• **Section de texte**
▼

Miser sur la taxation privilégiée des revenus de licence – les licence boxes – et abaisser les taux cantonaux d’imposition des bénéfices. Les deux mesures phares recommandées par l’organe de pilotage de la réforme de la fiscalité des entreprises, qui a rendu son rapport jeudi, ne s’écartent pas de la stratégie esquissée au mois de mai dernier. Un projet destiné à la consultation sera parachevé durant l’été 2014.

Professeur de droit fiscal à l’Université de Lausanne, Robert Danon salue la «prudence» du comité de pilotage en ce qui concerne les licence boxes: «Les rapporteurs sont conscients que ces régimes, en place dans plusieurs pays, sont actuellement sous la loupe de l’OCDE et du groupe «code de conduite» de l’UE. Il est donc sage d’attendre leurs conclusions avant de s’engager sur une voie qui pourrait être condamnée d’avance.»

En revanche, le professeur insiste sur l’importance, pour la Suisse, d’inscrire sa réforme dans une vraie réflexion stratégique de soutien à l’innovation. Un élément qui n’apparaît que trop peu dans les travaux actuels: «Au-delà des mesures techniques, l’objectif stratégique de soutien à l’innovation, d’ailleurs cher à la Suisse, doit apparaître très clairement. Envisager de nouveaux régimes comme de simples solutions de remplacement à des régimes contestés – les statuts spéciaux cantonaux – serait en effet une erreur.»

Justification fondamentale

Pour Robert Danon, une telle vision stratégique affirmée «permettrait d’assurer la cohérence de la réforme et sa compatibilité avec notre système fiscal. Ensuite, dans un environnement international de plus en plus restrictif, la justification stratégique d’une mesure est fondamentale. Surtout lorsque la mesure, comme la licence box, est déjà controversée. Les instances internationales sont très attentives à cette question. Du reste, d’autres mesures de soutien à l’innovation, comme par exemple des déductions supplémentaires pour frais de recherche et de développement, pourraient être introduites».

▲

• **Listing extrait d'une collection**
▼

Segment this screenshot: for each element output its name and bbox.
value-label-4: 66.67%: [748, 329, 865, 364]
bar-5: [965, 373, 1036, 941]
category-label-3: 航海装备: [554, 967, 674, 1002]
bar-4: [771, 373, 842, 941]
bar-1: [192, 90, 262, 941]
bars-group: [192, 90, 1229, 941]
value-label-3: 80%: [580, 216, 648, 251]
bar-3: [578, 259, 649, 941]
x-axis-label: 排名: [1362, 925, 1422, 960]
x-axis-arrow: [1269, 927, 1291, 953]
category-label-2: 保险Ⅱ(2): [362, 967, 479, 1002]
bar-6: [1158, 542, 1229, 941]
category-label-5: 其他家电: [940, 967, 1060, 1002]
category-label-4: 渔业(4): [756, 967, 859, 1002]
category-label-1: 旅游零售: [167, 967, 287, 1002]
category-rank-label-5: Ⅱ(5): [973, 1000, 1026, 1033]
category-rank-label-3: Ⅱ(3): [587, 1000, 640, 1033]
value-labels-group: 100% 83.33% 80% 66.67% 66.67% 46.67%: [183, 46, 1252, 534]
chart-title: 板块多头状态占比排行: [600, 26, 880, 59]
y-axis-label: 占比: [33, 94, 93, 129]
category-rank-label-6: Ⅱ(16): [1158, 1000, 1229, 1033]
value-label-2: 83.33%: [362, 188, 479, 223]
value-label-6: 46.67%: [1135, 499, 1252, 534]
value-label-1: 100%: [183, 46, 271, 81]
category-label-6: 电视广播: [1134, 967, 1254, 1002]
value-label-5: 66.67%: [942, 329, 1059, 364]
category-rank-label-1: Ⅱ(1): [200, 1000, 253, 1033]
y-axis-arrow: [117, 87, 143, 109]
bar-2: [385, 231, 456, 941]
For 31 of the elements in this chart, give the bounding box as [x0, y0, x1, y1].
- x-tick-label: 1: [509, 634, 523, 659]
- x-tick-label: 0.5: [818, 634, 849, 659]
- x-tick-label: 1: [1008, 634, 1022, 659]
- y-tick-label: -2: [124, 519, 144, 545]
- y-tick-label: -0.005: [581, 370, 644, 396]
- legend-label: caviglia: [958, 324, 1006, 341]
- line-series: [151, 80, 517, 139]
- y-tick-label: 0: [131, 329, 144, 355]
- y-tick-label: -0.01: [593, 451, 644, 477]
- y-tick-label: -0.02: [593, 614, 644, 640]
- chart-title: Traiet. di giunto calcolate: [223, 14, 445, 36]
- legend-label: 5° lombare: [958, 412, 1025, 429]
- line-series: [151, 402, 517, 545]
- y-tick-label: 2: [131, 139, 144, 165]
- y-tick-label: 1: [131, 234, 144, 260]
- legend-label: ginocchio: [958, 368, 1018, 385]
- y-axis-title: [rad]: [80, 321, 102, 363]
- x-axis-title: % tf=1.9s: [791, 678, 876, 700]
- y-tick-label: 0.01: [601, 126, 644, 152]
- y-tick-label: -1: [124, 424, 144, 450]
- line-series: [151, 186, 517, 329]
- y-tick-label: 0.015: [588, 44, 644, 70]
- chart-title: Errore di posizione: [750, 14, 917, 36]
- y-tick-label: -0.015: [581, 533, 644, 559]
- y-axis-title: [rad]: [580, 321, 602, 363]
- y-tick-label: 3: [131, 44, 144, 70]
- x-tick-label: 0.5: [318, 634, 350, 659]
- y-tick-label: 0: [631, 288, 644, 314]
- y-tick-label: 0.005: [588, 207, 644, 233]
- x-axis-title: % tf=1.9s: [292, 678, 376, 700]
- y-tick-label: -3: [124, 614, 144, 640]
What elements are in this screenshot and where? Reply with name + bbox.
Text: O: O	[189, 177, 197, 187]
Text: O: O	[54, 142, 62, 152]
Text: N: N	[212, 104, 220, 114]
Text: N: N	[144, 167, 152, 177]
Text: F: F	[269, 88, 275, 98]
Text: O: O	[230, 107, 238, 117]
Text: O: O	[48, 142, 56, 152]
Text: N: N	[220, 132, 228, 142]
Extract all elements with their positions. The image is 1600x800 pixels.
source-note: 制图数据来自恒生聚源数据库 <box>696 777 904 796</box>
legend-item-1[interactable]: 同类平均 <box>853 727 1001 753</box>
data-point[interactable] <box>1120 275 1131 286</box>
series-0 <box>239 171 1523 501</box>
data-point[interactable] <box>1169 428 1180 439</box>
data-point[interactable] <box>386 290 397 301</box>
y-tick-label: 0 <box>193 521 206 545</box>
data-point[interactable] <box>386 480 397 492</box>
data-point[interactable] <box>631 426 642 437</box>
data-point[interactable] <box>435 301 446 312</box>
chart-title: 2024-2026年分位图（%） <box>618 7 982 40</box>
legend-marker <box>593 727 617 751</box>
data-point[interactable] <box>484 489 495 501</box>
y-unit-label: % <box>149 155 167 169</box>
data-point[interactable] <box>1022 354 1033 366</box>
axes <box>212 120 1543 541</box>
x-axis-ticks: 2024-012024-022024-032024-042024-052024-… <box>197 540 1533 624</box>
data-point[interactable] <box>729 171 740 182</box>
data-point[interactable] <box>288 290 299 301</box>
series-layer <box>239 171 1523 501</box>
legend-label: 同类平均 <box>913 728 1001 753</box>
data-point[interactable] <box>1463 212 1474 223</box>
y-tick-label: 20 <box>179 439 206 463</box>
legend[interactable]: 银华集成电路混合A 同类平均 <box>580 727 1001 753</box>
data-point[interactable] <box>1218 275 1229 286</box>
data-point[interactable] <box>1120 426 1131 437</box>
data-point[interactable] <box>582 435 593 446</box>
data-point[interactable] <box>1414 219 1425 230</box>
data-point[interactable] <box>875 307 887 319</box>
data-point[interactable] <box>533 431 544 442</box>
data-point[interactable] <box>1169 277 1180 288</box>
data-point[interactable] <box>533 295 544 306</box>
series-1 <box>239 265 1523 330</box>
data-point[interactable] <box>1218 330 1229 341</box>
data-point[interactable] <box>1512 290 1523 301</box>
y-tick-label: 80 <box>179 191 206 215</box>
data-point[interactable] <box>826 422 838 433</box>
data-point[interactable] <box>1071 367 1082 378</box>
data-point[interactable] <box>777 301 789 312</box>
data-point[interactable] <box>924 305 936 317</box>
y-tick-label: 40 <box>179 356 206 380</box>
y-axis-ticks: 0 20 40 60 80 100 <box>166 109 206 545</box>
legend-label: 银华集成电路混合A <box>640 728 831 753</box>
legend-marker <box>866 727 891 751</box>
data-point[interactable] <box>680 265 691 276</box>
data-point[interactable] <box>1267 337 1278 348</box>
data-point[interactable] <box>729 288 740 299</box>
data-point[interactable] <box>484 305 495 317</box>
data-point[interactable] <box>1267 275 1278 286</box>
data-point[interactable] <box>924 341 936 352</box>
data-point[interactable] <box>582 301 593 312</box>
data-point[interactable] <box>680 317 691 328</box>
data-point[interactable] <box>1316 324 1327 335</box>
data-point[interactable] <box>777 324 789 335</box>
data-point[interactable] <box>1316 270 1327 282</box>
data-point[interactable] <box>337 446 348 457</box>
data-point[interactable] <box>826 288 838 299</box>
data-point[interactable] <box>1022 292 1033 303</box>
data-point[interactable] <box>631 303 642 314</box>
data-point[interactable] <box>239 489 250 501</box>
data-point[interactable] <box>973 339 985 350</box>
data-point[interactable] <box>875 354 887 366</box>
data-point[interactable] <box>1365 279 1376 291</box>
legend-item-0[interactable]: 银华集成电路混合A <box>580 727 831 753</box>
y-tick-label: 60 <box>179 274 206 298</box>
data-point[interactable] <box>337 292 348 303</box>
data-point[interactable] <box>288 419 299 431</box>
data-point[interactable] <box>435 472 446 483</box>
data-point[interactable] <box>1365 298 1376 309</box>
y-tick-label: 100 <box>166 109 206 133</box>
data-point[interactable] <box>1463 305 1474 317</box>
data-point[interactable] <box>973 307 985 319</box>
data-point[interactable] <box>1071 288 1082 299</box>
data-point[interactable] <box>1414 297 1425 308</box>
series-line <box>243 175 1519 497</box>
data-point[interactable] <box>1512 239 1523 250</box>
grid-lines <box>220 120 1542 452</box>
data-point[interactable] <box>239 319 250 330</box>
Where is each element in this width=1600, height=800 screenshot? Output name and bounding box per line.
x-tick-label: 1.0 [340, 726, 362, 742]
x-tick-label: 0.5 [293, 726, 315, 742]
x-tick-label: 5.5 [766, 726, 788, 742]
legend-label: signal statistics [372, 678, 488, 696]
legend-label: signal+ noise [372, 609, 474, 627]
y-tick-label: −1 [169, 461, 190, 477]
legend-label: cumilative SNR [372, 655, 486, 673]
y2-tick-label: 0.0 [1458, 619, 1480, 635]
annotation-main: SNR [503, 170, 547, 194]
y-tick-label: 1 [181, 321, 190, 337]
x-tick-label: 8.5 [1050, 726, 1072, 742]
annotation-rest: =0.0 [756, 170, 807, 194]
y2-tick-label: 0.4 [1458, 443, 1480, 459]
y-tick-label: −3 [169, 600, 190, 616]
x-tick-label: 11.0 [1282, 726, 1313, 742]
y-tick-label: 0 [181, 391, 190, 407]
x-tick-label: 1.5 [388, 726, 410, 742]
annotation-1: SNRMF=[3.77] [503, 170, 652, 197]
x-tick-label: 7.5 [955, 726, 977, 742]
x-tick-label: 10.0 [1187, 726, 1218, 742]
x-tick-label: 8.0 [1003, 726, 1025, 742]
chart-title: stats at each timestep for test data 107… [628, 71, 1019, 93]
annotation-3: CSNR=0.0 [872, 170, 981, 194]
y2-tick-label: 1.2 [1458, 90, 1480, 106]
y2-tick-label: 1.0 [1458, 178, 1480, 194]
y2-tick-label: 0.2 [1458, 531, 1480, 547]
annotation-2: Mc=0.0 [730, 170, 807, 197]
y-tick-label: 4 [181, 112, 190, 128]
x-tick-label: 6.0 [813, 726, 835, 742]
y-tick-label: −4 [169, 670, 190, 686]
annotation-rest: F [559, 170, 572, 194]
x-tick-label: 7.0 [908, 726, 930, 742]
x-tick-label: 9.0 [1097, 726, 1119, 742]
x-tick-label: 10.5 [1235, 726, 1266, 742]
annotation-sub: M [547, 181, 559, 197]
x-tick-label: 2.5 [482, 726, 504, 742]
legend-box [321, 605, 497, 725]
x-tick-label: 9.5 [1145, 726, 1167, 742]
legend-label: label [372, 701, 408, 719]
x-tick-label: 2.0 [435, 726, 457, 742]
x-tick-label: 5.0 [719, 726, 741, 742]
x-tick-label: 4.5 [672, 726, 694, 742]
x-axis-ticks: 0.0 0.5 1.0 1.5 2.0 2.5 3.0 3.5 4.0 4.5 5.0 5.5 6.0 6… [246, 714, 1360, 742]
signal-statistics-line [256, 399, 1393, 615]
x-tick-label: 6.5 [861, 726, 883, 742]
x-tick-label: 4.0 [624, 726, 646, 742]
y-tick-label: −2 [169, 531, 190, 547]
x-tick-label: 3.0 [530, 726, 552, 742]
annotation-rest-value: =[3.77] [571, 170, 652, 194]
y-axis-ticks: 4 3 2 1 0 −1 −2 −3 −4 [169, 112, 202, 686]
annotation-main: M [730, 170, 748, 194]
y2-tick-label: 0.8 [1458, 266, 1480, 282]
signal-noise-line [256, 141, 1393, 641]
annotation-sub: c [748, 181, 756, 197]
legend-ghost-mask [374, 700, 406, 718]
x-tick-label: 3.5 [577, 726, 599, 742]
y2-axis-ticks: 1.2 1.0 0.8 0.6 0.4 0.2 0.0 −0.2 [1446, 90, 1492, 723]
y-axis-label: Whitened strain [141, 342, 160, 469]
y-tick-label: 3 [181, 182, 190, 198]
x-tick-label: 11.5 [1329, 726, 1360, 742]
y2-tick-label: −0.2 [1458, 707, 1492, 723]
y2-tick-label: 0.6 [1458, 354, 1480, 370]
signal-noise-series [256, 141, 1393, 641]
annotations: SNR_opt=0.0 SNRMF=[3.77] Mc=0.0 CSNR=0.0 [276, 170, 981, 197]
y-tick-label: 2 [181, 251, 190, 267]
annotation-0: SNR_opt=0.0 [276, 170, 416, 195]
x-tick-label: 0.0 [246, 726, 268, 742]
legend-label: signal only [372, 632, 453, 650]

▲

• **Problèmes à résoudre**
a. Répondez aux questions suivantes à partir du texte sur la réforme de la fiscalité des entreprises :
(i) Durant quelle période le projet destiné à la consultation sera-t-il parachevé ?
(ii) Dans quelle université Robert Danon est-il professeur de droit fiscal ?
(iii) Quelle autre mesure de soutien à l'innovation Robert Danon donne-t-il en exemple ?
b. Reprenez le passage du texte sur la réforme de la fiscalité des entreprises qui commence par « Miser sur la » et se poursuit jusqu'à « durant l’été 2014. », en substituant « vendredi » à « jeudi ».
Ce listing n'a aucun lien avec le texte sur la réforme de la fiscalité des entreprises.

• **Réponses attendues**
a.
(i) Durant l'été 2014.
(ii) À l'Université de Lausanne.
(iii) Des déductions supplémentaires pour frais de recherche et de développement.

b.
Miser sur la taxation privilégiée des revenus de licence – les licence boxes – et abaisser les taux cantonaux d’imposition des bénéfices. Les deux mesures phares recommandées par l’organe de pilotage de la réforme de la fiscalité des entreprises, qui a rendu son rapport vendredi, ne s’écartent pas de la stratégie esquissée au mois de mai dernier. Un projet destiné à la consultation sera parachevé durant l’été 2014.